• [PROBLEM]: Find the lines that hold the word "life" and return them.

• [LISTED RECORDS]:
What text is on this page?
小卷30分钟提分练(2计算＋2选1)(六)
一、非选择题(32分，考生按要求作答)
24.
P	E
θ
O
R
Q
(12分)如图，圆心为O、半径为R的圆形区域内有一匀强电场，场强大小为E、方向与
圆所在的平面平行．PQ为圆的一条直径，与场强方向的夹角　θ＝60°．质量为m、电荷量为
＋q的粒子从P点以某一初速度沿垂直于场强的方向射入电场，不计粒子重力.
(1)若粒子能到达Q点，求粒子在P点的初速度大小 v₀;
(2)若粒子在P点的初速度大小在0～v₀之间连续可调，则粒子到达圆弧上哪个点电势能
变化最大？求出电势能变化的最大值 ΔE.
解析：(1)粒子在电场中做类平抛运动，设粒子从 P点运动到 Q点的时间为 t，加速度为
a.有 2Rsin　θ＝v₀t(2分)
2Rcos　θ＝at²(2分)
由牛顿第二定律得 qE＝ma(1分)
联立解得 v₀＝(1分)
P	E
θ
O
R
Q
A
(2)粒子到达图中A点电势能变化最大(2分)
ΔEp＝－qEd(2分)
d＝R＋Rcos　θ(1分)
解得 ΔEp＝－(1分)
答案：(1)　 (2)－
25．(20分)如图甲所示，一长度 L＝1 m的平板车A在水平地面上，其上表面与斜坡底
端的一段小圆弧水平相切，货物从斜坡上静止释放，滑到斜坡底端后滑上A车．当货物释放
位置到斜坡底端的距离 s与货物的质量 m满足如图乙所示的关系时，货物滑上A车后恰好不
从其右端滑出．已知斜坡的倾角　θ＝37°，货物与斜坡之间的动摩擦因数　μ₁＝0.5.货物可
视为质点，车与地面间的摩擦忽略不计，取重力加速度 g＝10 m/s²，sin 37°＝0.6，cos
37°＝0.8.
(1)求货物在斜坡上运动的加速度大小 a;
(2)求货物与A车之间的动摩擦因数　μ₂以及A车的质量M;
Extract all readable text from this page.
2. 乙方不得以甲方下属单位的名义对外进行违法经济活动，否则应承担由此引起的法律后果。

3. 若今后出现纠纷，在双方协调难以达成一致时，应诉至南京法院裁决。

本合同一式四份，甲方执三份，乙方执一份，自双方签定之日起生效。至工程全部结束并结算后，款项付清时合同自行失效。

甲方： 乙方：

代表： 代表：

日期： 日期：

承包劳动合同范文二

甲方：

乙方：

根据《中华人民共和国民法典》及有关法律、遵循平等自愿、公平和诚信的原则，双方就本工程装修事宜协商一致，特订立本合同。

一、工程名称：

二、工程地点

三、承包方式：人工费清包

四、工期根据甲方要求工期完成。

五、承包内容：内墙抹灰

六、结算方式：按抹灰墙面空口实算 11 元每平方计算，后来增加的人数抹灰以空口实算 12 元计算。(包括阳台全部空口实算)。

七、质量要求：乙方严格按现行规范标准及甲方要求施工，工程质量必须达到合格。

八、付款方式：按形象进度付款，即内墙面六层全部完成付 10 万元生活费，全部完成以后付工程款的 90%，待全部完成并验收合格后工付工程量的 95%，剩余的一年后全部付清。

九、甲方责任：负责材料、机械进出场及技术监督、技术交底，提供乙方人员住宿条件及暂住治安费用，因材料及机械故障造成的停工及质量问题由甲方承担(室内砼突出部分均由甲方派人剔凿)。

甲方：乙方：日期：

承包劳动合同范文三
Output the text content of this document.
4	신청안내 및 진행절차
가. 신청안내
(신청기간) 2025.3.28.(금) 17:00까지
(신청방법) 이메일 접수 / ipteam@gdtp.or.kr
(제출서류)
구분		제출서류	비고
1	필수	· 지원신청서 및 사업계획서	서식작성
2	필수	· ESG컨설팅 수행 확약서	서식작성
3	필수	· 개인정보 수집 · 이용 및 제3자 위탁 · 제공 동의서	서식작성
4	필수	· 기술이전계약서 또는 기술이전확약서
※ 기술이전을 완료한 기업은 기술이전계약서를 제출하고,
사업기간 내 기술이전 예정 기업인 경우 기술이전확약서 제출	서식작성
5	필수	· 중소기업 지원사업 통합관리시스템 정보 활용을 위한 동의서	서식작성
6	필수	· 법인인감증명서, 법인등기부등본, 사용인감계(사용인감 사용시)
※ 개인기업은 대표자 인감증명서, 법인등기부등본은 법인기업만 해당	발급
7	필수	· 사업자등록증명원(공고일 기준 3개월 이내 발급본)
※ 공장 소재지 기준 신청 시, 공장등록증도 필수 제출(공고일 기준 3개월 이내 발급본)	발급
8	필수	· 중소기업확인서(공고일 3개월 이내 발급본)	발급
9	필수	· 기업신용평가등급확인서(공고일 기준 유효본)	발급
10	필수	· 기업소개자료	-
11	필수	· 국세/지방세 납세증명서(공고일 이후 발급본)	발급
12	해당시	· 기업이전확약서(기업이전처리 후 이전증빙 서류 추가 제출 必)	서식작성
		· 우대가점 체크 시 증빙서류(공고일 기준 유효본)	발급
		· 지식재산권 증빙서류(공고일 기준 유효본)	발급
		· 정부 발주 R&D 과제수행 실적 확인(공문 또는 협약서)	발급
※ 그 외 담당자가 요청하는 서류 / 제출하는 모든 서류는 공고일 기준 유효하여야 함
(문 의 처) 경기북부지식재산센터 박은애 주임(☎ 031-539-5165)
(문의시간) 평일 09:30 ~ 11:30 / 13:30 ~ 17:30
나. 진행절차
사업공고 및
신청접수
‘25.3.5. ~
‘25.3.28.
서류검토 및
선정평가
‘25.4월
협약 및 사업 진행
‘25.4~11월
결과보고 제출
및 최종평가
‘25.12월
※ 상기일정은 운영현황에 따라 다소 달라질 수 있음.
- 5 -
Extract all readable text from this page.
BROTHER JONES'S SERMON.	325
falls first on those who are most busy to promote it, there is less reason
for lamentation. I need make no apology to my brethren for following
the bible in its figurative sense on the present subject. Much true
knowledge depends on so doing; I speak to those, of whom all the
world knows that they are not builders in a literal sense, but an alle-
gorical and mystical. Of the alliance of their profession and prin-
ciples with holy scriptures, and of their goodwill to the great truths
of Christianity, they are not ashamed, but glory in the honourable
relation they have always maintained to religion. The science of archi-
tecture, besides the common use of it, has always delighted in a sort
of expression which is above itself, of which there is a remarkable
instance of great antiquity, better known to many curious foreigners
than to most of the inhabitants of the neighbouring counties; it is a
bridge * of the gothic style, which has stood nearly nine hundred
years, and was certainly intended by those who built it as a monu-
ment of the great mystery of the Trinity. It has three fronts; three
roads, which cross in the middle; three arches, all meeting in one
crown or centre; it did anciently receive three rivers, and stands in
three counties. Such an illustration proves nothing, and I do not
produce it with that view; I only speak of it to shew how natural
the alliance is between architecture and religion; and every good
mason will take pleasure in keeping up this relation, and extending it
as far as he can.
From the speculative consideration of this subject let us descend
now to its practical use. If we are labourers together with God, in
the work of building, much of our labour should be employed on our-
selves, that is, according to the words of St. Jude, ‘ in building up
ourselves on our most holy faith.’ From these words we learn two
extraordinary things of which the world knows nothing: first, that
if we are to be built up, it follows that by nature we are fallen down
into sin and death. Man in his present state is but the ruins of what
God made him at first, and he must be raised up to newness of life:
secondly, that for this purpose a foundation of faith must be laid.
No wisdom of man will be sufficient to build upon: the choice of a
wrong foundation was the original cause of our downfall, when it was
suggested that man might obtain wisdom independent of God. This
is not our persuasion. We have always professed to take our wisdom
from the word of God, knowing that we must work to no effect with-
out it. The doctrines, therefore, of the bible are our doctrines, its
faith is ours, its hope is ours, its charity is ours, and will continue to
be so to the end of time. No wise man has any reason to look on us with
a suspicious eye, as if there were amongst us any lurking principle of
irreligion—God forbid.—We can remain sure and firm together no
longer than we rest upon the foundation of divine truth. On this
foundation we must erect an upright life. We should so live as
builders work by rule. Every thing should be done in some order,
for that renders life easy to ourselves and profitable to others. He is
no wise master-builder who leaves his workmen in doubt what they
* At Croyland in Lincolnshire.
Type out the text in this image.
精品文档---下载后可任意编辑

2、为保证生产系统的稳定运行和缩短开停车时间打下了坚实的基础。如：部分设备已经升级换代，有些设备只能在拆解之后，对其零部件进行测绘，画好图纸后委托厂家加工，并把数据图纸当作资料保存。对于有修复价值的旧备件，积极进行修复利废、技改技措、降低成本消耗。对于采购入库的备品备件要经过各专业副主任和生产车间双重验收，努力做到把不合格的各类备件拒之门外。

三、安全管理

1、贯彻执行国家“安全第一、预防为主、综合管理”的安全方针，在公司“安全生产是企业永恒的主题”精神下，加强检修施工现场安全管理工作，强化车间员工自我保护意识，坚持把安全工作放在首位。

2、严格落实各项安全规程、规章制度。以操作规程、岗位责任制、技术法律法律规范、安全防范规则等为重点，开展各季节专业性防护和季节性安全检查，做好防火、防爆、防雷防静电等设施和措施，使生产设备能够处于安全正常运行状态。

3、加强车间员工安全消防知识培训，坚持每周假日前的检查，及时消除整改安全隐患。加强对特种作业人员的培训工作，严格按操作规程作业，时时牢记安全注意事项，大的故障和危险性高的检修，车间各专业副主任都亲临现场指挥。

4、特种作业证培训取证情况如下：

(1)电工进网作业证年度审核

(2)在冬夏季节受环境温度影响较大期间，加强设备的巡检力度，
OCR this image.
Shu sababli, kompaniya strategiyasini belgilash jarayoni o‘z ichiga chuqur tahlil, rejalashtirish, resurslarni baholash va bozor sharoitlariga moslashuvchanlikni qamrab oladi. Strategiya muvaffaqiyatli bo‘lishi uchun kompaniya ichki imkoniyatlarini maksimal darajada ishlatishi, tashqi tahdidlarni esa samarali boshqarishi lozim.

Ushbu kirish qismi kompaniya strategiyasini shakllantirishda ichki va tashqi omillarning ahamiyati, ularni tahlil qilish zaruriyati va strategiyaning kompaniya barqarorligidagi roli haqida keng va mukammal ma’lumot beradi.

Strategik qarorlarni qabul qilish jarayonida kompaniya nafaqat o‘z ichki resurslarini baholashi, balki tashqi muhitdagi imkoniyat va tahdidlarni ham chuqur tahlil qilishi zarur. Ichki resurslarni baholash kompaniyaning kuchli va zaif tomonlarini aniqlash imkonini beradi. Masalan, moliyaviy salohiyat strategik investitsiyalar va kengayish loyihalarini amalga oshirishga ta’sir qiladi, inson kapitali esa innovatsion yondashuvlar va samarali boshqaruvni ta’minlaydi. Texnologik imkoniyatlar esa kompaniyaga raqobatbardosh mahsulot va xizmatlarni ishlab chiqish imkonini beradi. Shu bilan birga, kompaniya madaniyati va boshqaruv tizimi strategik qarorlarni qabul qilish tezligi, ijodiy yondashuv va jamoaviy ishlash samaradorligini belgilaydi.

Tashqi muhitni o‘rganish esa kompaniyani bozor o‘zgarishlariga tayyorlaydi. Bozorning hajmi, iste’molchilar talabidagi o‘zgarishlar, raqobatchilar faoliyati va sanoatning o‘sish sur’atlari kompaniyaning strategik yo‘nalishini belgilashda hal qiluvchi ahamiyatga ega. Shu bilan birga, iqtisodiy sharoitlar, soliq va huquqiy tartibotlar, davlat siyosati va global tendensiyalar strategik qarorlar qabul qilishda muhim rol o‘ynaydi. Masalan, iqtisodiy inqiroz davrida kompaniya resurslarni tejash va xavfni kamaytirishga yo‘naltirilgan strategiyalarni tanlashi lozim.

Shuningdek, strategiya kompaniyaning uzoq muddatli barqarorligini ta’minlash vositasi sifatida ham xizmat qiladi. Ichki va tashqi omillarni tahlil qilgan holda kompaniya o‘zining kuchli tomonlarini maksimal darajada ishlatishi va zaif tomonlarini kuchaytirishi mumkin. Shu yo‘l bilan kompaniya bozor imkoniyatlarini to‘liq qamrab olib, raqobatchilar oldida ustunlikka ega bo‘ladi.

• [SOLUTION TO THIS EXERCISE]:
God made him at first, and he must be raised up to newness of life:
foundation we must erect an upright life. We should so live as
for that renders life easy to ourselves and profitable to others. He is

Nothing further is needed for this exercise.